GIVEN EXERCISE: Search the material below for the word "ARGOVIA" and copy every line in which it occurs.
## START EXTRACTED RECORDS
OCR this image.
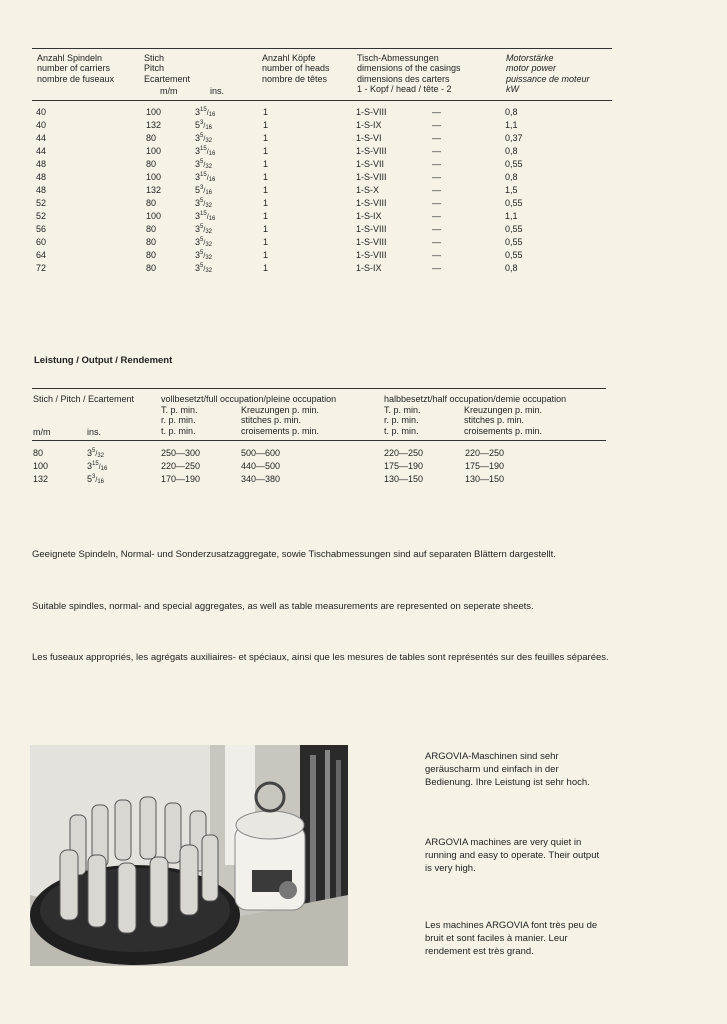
Anzahl Spindeln
number of carriers
nombre de fuseaux
Stich
Pitch
Ecartement
m/m	ins.
Anzahl Köpfe
number of heads
nombre de têtes
Tisch-Abmessungen
dimensions of the casings
dimensions des carters
1 - Kopf / head / tête - 2
Motorstärke
motor power
puissance de moteur
kW
40	100	$3^{15}/_{16}$	1	1-S-VIII	—	0,8
40	132	$5^3/_{16}$	1	1-S-IX	—	1,1
44	80	$3^5/_{32}$	1	1-S-VI	—	0,37
44	100	$3^{15}/_{16}$	1	1-S-VIII	—	0,8
48	80	$3^5/_{32}$	1	1-S-VII	—	0,55
48	100	$3^{15}/_{16}$	1	1-S-VIII	—	0,8
48	132	$5^3/_{16}$	1	1-S-X	—	1,5
52	80	$3^5/_{32}$	1	1-S-VIII	—	0,55
52	100	$3^{15}/_{16}$	1	1-S-IX	—	1,1
56	80	$3^5/_{32}$	1	1-S-VIII	—	0,55
60	80	$3^5/_{32}$	1	1-S-VIII	—	0,55
64	80	$3^5/_{32}$	1	1-S-VIII	—	0,55
72	80	$3^5/_{32}$	1	1-S-IX	—	0,8
Leistung / Output / Rendement
Stich / Pitch / Ecartement
m/m	ins.
vollbesetzt/full occupation/pleine occupation
T. p. min.
r. p. min.
t. p. min.
Kreuzungen p. min.
stitches p. min.
croisements p. min.
halbbesetzt/half occupation/demie occupation
T. p. min.
r. p. min.
t. p. min.
Kreuzungen p. min.
stitches p. min.
croisements p. min.
80	$3^5/_{32}$	250—300	500—600	220—250	220—250
100	$3^{15}/_{16}$	220—250	440—500	175—190	175—190
132	$5^3/_{16}$	170—190	340—380	130—150	130—150
Geeignete Spindeln, Normal- und Sonderzusatzaggregate, sowie Tischabmessungen sind auf separaten Blättern dargestellt.
Suitable spindles, normal- and special aggregates, as well as table measurements are represented on seperate sheets.
Les fuseaux appropriés, les agrégats auxiliaires- et spéciaux, ainsi que les mesures de tables sont représentés sur des feuilles séparées.
ARGOVIA-Maschinen sind sehr geräuscharm und einfach in der Bedienung. Ihre Leistung ist sehr hoch.
ARGOVIA machines are very quiet in running and easy to operate. Their output is very high.
Les machines ARGOVIA font très peu de bruit et sont faciles à manier. Leur rendement est très grand.
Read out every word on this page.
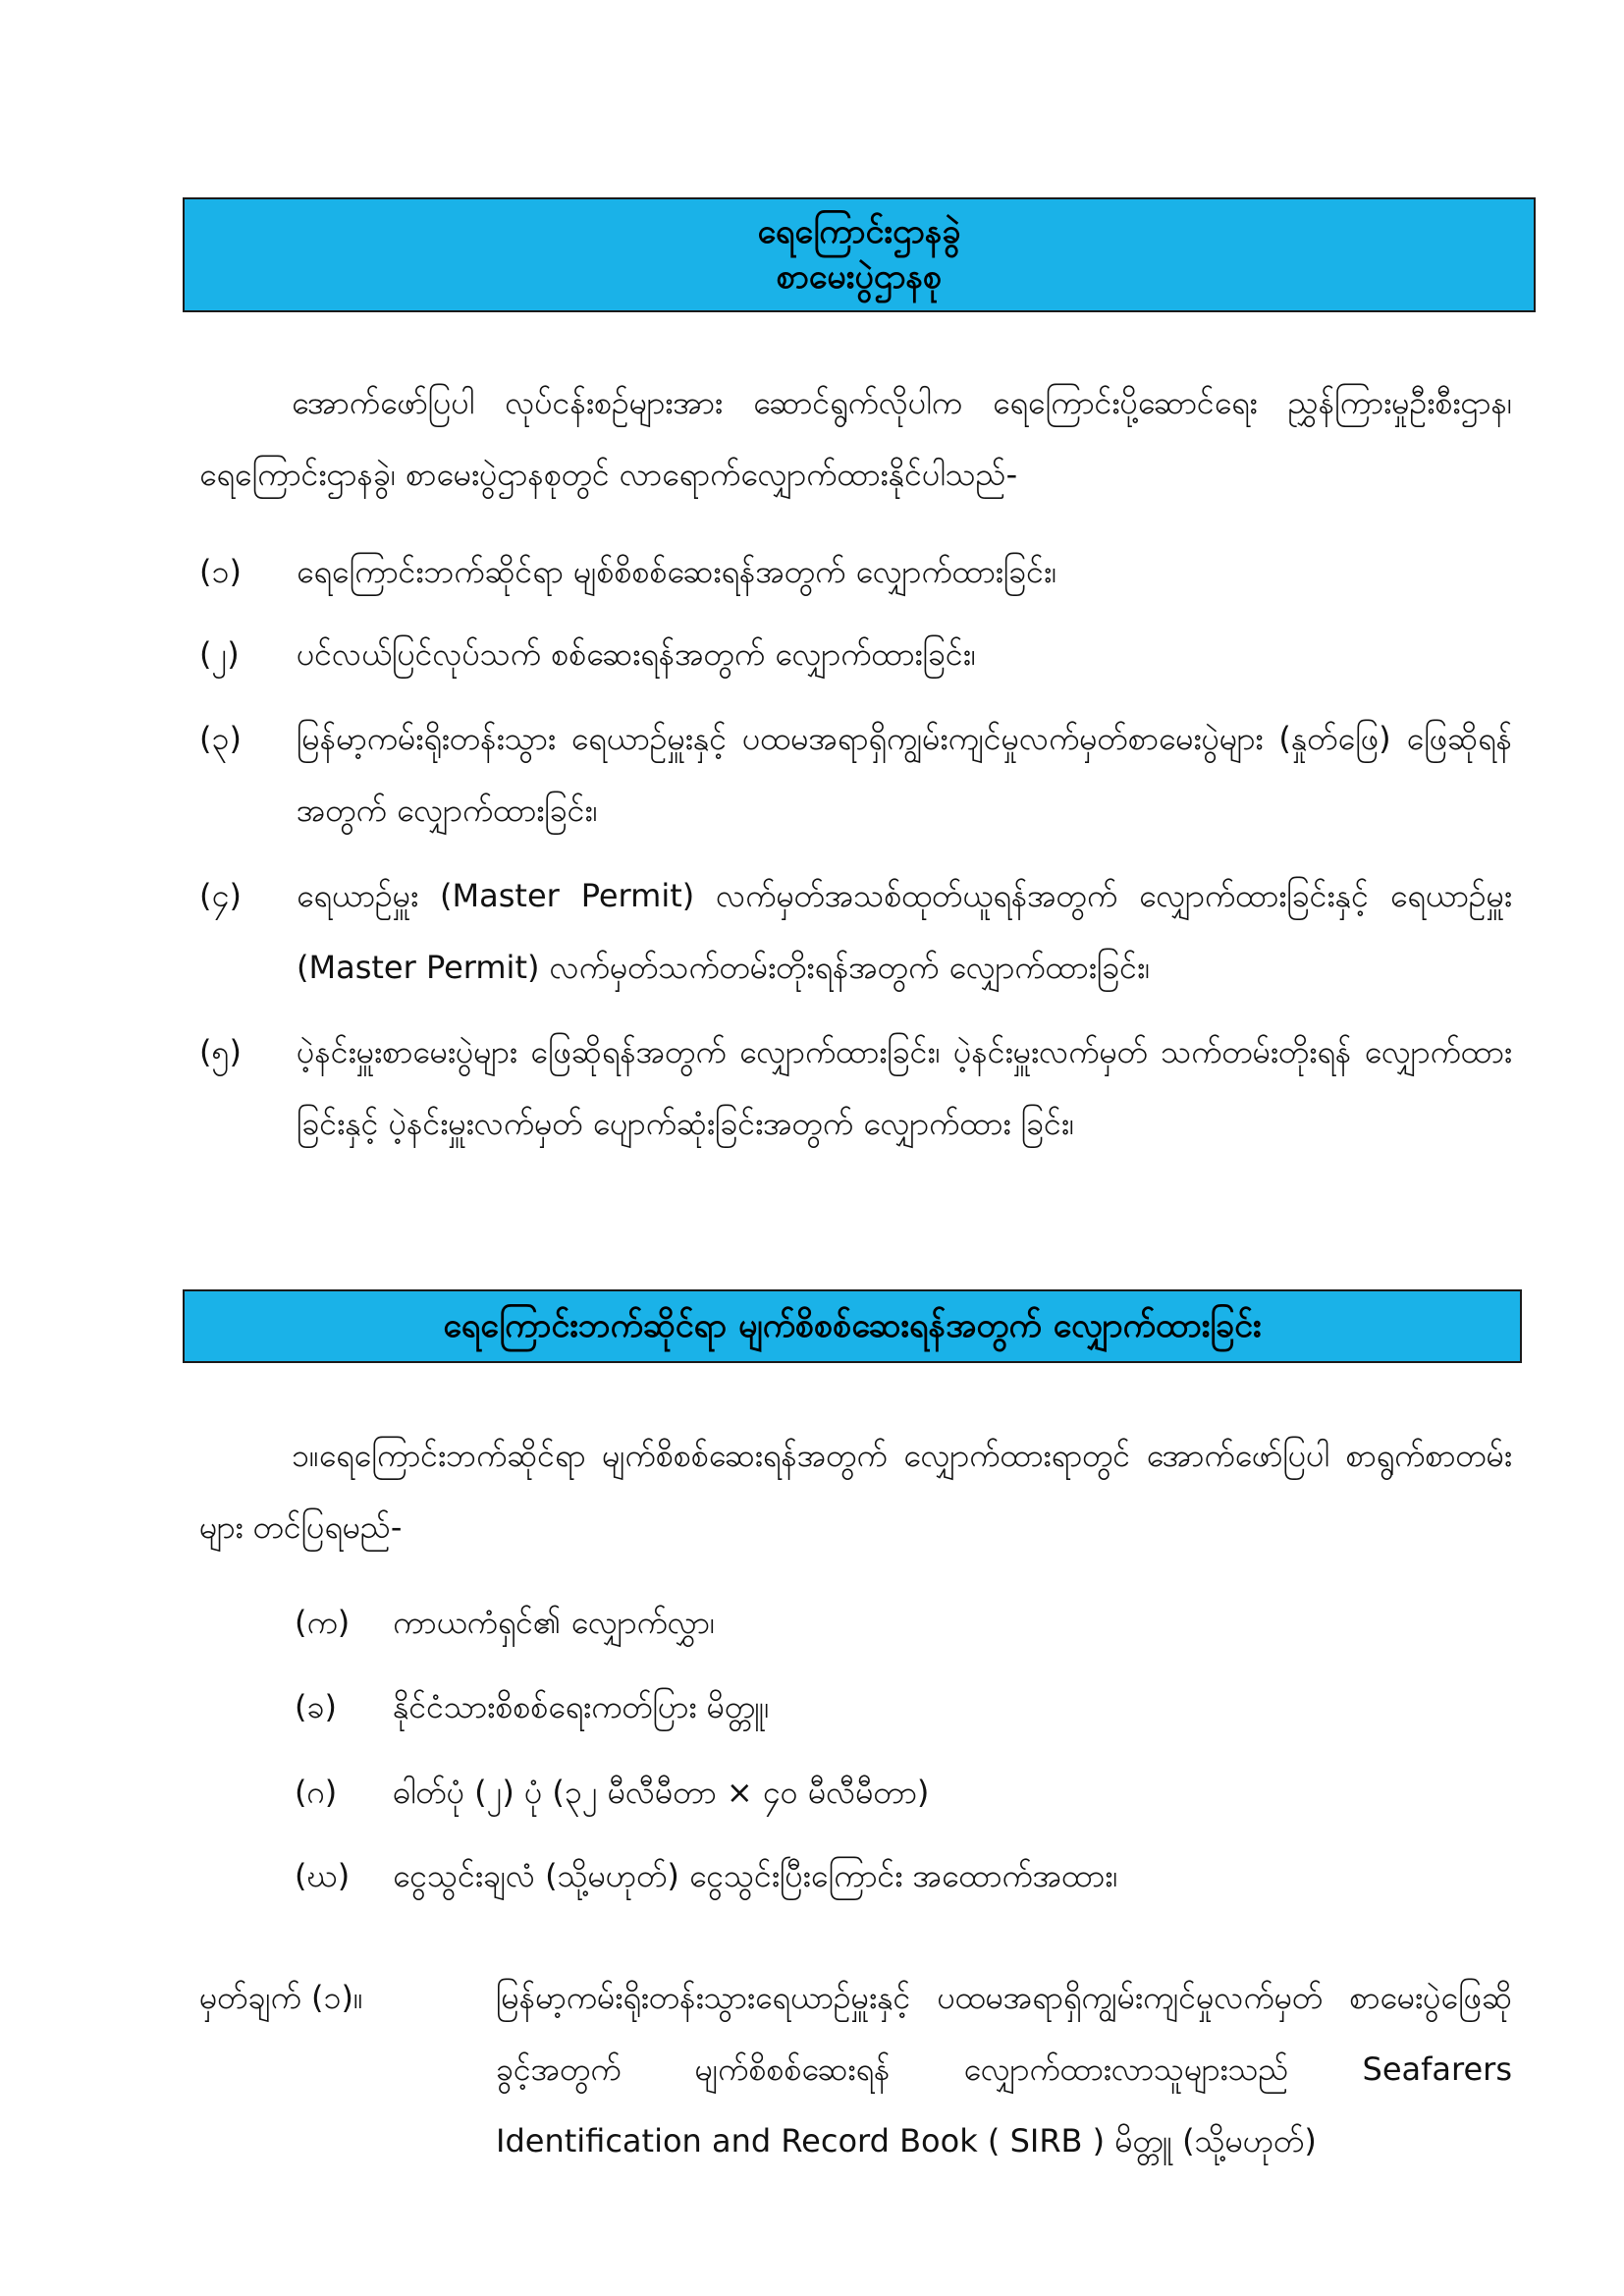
ရေကြောင်းဌာနခွဲ
စာမေးပွဲဌာနစု
အောက်ဖော်ပြပါ လုပ်ငန်းစဉ်များအား ဆောင်ရွက်လိုပါက ရေကြောင်းပို့ဆောင်ရေး ညွှန်ကြားမှုဦးစီးဌာန၊ ရေကြောင်းဌာနခွဲ၊ စာမေးပွဲဌာနစုတွင် လာရောက်လျှောက်ထားနိုင်ပါသည်-
(၁) ရေကြောင်းဘက်ဆိုင်ရာ မျစ်စိစစ်ဆေးရန်အတွက် လျှောက်ထားခြင်း၊
(၂) ပင်လယ်ပြင်လုပ်သက် စစ်ဆေးရန်အတွက် လျှောက်ထားခြင်း၊
(၃) မြန်မာ့ကမ်းရိုးတန်းသွား ရေယာဉ်မှူးနှင့် ပထမအရာရှိကျွမ်းကျင်မှုလက်မှတ်စာမေးပွဲများ (နှုတ်ဖြေ) ဖြေဆိုရန်အတွက် လျှောက်ထားခြင်း၊
(၄) ရေယာဉ်မှူး (Master Permit) လက်မှတ်အသစ်ထုတ်ယူရန်အတွက် လျှောက်ထားခြင်းနှင့် ရေယာဉ်မှူး (Master Permit) လက်မှတ်သက်တမ်းတိုးရန်အတွက် လျှောက်ထားခြင်း၊
(၅) ပဲ့နင်းမှူးစာမေးပွဲများ ဖြေဆိုရန်အတွက် လျှောက်ထားခြင်း၊ ပဲ့နင်းမှူးလက်မှတ် သက်တမ်းတိုးရန် လျှောက်ထားခြင်းနှင့် ပဲ့နင်းမှူးလက်မှတ် ပျောက်ဆုံးခြင်းအတွက် လျှောက်ထား ခြင်း၊
ရေကြောင်းဘက်ဆိုင်ရာ မျက်စိစစ်ဆေးရန်အတွက် လျှောက်ထားခြင်း
၁။ရေကြောင်းဘက်ဆိုင်ရာ မျက်စိစစ်ဆေးရန်အတွက် လျှောက်ထားရာတွင် အောက်ဖော်ပြပါ စာရွက်စာတမ်းများ တင်ပြရမည်-
(က) ကာယကံရှင်၏ လျှောက်လွှာ၊
(ခ) နိုင်ငံသားစိစစ်ရေးကတ်ပြား မိတ္တူ၊
(ဂ) ဓါတ်ပုံ (၂) ပုံ (၃၂ မီလီမီတာ × ၄၀ မီလီမီတာ)
(ဃ) ငွေသွင်းချလံ (သို့မဟုတ်) ငွေသွင်းပြီးကြောင်း အထောက်အထား၊
မှတ်ချက် (၁)။	မြန်မာ့ကမ်းရိုးတန်းသွားရေယာဉ်မှူးနှင့် ပထမအရာရှိကျွမ်းကျင်မှုလက်မှတ် စာမေးပွဲဖြေဆိုခွင့်အတွက် မျက်စိစစ်ဆေးရန် လျှောက်ထားလာသူများသည် Seafarers Identification and Record Book ( SIRB ) မိတ္တူ (သို့မဟုတ်)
## END EXTRACTED RECORDS
SOLUTION FOR THIS PROBLEM:
ARGOVIA-Maschinen sind sehr geräuscharm und einfach in der Bedienung. Ihre Leistung ist sehr hoch.
ARGOVIA machines are very quiet in running and easy to operate. Their output is very high.
Les machines ARGOVIA font très peu de bruit et sont faciles à manier. Leur rendement est très grand.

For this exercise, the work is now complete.